Directions:
Go through the listing and pick out each line with the word "AÑOS" in it.

Supplied records:

....

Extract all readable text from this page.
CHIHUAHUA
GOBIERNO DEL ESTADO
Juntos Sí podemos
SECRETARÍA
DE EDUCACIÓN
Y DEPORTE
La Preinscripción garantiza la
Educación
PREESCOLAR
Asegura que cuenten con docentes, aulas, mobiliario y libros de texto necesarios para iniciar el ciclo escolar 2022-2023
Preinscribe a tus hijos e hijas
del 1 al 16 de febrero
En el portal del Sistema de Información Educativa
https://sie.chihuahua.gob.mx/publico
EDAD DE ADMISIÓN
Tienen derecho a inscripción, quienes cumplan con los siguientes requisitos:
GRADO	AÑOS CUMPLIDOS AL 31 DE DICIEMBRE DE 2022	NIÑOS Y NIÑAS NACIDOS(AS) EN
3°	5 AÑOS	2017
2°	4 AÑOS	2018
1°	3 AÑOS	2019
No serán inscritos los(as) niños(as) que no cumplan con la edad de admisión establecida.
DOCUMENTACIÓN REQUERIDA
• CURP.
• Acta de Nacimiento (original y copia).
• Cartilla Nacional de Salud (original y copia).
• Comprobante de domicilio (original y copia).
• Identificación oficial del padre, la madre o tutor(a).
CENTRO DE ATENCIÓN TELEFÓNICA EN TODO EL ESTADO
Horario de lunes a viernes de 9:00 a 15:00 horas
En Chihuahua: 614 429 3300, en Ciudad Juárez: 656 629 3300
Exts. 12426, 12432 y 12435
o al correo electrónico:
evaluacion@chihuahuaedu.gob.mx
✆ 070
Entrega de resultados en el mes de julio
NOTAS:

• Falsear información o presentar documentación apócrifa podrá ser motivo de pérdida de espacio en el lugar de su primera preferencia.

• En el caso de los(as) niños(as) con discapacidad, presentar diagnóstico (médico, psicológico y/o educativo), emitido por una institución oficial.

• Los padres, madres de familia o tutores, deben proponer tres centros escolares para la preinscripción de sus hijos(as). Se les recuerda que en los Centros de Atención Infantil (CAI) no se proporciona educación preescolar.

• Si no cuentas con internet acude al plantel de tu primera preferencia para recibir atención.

....

Final answer:
GRADO	AÑOS CUMPLIDOS AL 31 DE DICIEMBRE DE 2022	NIÑOS Y NIÑAS NACIDOS(AS) EN
3°	5 AÑOS	2017
2°	4 AÑOS	2018
1°	3 AÑOS	2019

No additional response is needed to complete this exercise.